[Figure record listings]

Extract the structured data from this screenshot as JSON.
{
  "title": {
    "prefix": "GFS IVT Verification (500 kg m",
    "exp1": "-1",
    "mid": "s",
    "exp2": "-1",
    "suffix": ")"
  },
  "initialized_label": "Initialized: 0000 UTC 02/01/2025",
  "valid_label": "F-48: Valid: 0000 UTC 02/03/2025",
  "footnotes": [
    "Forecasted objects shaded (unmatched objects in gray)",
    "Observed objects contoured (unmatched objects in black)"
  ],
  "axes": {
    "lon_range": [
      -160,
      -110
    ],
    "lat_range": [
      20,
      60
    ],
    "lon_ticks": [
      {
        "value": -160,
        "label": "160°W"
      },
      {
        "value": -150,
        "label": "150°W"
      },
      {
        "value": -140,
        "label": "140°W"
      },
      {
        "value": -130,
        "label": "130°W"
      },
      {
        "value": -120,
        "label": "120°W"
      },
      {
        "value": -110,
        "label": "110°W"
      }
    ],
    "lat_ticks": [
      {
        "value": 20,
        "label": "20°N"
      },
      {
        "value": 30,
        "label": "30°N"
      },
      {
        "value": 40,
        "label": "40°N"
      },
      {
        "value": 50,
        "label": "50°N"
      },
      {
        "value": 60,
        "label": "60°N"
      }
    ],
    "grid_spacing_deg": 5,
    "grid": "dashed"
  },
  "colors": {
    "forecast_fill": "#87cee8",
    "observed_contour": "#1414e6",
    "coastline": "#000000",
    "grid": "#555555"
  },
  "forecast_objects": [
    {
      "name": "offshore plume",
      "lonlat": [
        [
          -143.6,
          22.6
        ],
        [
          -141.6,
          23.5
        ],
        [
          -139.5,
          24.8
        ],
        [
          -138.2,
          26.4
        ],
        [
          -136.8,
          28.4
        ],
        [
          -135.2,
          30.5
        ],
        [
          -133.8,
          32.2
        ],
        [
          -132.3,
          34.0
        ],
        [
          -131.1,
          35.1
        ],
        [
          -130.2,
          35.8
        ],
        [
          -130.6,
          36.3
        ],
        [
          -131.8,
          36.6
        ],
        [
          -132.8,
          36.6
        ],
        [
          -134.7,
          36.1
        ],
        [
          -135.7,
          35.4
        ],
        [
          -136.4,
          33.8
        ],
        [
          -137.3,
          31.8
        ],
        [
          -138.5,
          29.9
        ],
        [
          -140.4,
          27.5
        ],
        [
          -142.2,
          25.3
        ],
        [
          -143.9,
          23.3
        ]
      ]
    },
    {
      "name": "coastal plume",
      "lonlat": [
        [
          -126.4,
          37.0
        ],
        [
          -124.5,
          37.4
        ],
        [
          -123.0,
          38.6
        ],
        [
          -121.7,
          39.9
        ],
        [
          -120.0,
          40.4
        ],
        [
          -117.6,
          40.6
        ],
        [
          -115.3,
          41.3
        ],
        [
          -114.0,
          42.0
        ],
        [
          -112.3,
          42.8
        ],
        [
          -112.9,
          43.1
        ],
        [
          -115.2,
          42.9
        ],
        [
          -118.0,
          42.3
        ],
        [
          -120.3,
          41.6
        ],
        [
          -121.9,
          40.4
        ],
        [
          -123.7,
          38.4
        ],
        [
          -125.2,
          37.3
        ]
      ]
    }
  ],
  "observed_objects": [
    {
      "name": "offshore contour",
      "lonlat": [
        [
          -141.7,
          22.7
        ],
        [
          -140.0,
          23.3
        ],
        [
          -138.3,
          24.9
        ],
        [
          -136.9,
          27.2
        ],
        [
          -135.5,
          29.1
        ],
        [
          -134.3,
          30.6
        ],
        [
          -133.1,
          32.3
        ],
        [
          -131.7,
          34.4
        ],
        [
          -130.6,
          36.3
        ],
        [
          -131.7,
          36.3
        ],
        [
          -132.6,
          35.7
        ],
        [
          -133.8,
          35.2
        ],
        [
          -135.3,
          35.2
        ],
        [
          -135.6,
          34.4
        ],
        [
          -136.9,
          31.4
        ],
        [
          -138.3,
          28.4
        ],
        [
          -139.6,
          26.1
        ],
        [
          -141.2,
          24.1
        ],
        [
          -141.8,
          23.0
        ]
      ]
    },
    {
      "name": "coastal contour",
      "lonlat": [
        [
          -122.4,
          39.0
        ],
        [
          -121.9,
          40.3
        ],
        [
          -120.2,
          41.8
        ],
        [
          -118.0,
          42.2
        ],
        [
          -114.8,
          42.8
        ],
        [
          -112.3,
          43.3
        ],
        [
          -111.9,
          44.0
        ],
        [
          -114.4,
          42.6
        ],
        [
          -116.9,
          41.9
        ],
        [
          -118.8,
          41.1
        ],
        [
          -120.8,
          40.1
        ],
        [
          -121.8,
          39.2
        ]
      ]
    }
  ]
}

# [SET PROBLEM]
Each line of the material above must be retyped precisely.

# [COMPLETED TASK]
Extract the structured data from this screenshot as JSON.
{
  "title": {
    "prefix": "GFS IVT Verification (500 kg m",
    "exp1": "-1",
    "mid": "s",
    "exp2": "-1",
    "suffix": ")"
  },
  "initialized_label": "Initialized: 0000 UTC 02/01/2025",
  "valid_label": "F-48: Valid: 0000 UTC 02/03/2025",
  "footnotes": [
    "Forecasted objects shaded (unmatched objects in gray)",
    "Observed objects contoured (unmatched objects in black)"
  ],
  "axes": {
    "lon_range": [
      -160,
      -110
    ],
    "lat_range": [
      20,
      60
    ],
    "lon_ticks": [
      {
        "value": -160,
        "label": "160°W"
      },
      {
        "value": -150,
        "label": "150°W"
      },
      {
        "value": -140,
        "label": "140°W"
      },
      {
        "value": -130,
        "label": "130°W"
      },
      {
        "value": -120,
        "label": "120°W"
      },
      {
        "value": -110,
        "label": "110°W"
      }
    ],
    "lat_ticks": [
      {
        "value": 20,
        "label": "20°N"
      },
      {
        "value": 30,
        "label": "30°N"
      },
      {
        "value": 40,
        "label": "40°N"
      },
      {
        "value": 50,
        "label": "50°N"
      },
      {
        "value": 60,
        "label": "60°N"
      }
    ],
    "grid_spacing_deg": 5,
    "grid": "dashed"
  },
  "colors": {
    "forecast_fill": "#87cee8",
    "observed_contour": "#1414e6",
    "coastline": "#000000",
    "grid": "#555555"
  },
  "forecast_objects": [
    {
      "name": "offshore plume",
      "lonlat": [
        [
          -143.6,
          22.6
        ],
        [
          -141.6,
          23.5
        ],
        [
          -139.5,
          24.8
        ],
        [
          -138.2,
          26.4
        ],
        [
          -136.8,
          28.4
        ],
        [
          -135.2,
          30.5
        ],
        [
          -133.8,
          32.2
        ],
        [
          -132.3,
          34.0
        ],
        [
          -131.1,
          35.1
        ],
        [
          -130.2,
          35.8
        ],
        [
          -130.6,
          36.3
        ],
        [
          -131.8,
          36.6
        ],
        [
          -132.8,
          36.6
        ],
        [
          -134.7,
          36.1
        ],
        [
          -135.7,
          35.4
        ],
        [
          -136.4,
          33.8
        ],
        [
          -137.3,
          31.8
        ],
        [
          -138.5,
          29.9
        ],
        [
          -140.4,
          27.5
        ],
        [
          -142.2,
          25.3
        ],
        [
          -143.9,
          23.3
        ]
      ]
    },
    {
      "name": "coastal plume",
      "lonlat": [
        [
          -126.4,
          37.0
        ],
        [
          -124.5,
          37.4
        ],
        [
          -123.0,
          38.6
        ],
        [
          -121.7,
          39.9
        ],
        [
          -120.0,
          40.4
        ],
        [
          -117.6,
          40.6
        ],
        [
          -115.3,
          41.3
        ],
        [
          -114.0,
          42.0
        ],
        [
          -112.3,
          42.8
        ],
        [
          -112.9,
          43.1
        ],
        [
          -115.2,
          42.9
        ],
        [
          -118.0,
          42.3
        ],
        [
          -120.3,
          41.6
        ],
        [
          -121.9,
          40.4
        ],
        [
          -123.7,
          38.4
        ],
        [
          -125.2,
          37.3
        ]
      ]
    }
  ],
  "observed_objects": [
    {
      "name": "offshore contour",
      "lonlat": [
        [
          -141.7,
          22.7
        ],
        [
          -140.0,
          23.3
        ],
        [
          -138.3,
          24.9
        ],
        [
          -136.9,
          27.2
        ],
        [
          -135.5,
          29.1
        ],
        [
          -134.3,
          30.6
        ],
        [
          -133.1,
          32.3
        ],
        [
          -131.7,
          34.4
        ],
        [
          -130.6,
          36.3
        ],
        [
          -131.7,
          36.3
        ],
        [
          -132.6,
          35.7
        ],
        [
          -133.8,
          35.2
        ],
        [
          -135.3,
          35.2
        ],
        [
          -135.6,
          34.4
        ],
        [
          -136.9,
          31.4
        ],
        [
          -138.3,
          28.4
        ],
        [
          -139.6,
          26.1
        ],
        [
          -141.2,
          24.1
        ],
        [
          -141.8,
          23.0
        ]
      ]
    },
    {
      "name": "coastal contour",
      "lonlat": [
        [
          -122.4,
          39.0
        ],
        [
          -121.9,
          40.3
        ],
        [
          -120.2,
          41.8
        ],
        [
          -118.0,
          42.2
        ],
        [
          -114.8,
          42.8
        ],
        [
          -112.3,
          43.3
        ],
        [
          -111.9,
          44.0
        ],
        [
          -114.4,
          42.6
        ],
        [
          -116.9,
          41.9
        ],
        [
          -118.8,
          41.1
        ],
        [
          -120.8,
          40.1
        ],
        [
          -121.8,
          39.2
        ]
      ]
    }
  ]
}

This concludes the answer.